▸ **What you need to do**: Write out the full set of records exactly. Any pictures in them do not belong in the copy.

-=-=-

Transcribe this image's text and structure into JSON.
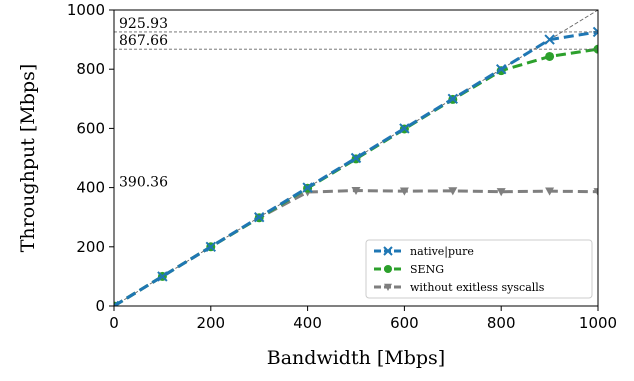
{
  "chart_data": {
    "type": "line",
    "xlabel": "Bandwidth [Mbps]",
    "ylabel": "Throughput [Mbps]",
    "xlim": [
      0,
      1000
    ],
    "ylim": [
      0,
      1000
    ],
    "xticks": [
      "0",
      "200",
      "400",
      "600",
      "800",
      "1000"
    ],
    "yticks": [
      "0",
      "200",
      "400",
      "600",
      "800",
      "1000"
    ],
    "grid": false,
    "legend_position": "bottom-right",
    "reference_line": {
      "from": [
        0,
        0
      ],
      "to": [
        1000,
        1000
      ],
      "color": "#666666"
    },
    "annotations": [
      {
        "label": "925.93",
        "y": 925.93
      },
      {
        "label": "867.66",
        "y": 867.66
      },
      {
        "label": "390.36",
        "y": 390.36
      }
    ],
    "series": [
      {
        "name": "native|pure",
        "color": "#1f77b4",
        "marker": "x",
        "x": [
          0,
          100,
          200,
          300,
          400,
          500,
          600,
          700,
          800,
          900,
          1000
        ],
        "y": [
          0,
          100,
          200,
          300,
          400,
          500,
          600,
          700,
          800,
          900,
          925.93
        ]
      },
      {
        "name": "SENG",
        "color": "#2ca02c",
        "marker": "circle",
        "x": [
          0,
          100,
          200,
          300,
          400,
          500,
          600,
          700,
          800,
          900,
          1000
        ],
        "y": [
          0,
          100,
          200,
          298,
          398,
          497,
          598,
          698,
          795,
          843,
          867.66
        ]
      },
      {
        "name": "without exitless syscalls",
        "color": "#7f7f7f",
        "marker": "triangle-down",
        "x": [
          0,
          100,
          200,
          300,
          400,
          500,
          600,
          700,
          800,
          900,
          1000
        ],
        "y": [
          0,
          100,
          200,
          298,
          385,
          390,
          388,
          389,
          386,
          388,
          386
        ]
      }
    ]
  }
}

-=-=-

▸ **The result**:
Transcribe this image's text and structure into JSON.
{
  "chart_data": {
    "type": "line",
    "xlabel": "Bandwidth [Mbps]",
    "ylabel": "Throughput [Mbps]",
    "xlim": [
      0,
      1000
    ],
    "ylim": [
      0,
      1000
    ],
    "xticks": [
      "0",
      "200",
      "400",
      "600",
      "800",
      "1000"
    ],
    "yticks": [
      "0",
      "200",
      "400",
      "600",
      "800",
      "1000"
    ],
    "grid": false,
    "legend_position": "bottom-right",
    "reference_line": {
      "from": [
        0,
        0
      ],
      "to": [
        1000,
        1000
      ],
      "color": "#666666"
    },
    "annotations": [
      {
        "label": "925.93",
        "y": 925.93
      },
      {
        "label": "867.66",
        "y": 867.66
      },
      {
        "label": "390.36",
        "y": 390.36
      }
    ],
    "series": [
      {
        "name": "native|pure",
        "color": "#1f77b4",
        "marker": "x",
        "x": [
          0,
          100,
          200,
          300,
          400,
          500,
          600,
          700,
          800,
          900,
          1000
        ],
        "y": [
          0,
          100,
          200,
          300,
          400,
          500,
          600,
          700,
          800,
          900,
          925.93
        ]
      },
      {
        "name": "SENG",
        "color": "#2ca02c",
        "marker": "circle",
        "x": [
          0,
          100,
          200,
          300,
          400,
          500,
          600,
          700,
          800,
          900,
          1000
        ],
        "y": [
          0,
          100,
          200,
          298,
          398,
          497,
          598,
          698,
          795,
          843,
          867.66
        ]
      },
      {
        "name": "without exitless syscalls",
        "color": "#7f7f7f",
        "marker": "triangle-down",
        "x": [
          0,
          100,
          200,
          300,
          400,
          500,
          600,
          700,
          800,
          900,
          1000
        ],
        "y": [
          0,
          100,
          200,
          298,
          385,
          390,
          388,
          389,
          386,
          388,
          386
        ]
      }
    ]
  }
}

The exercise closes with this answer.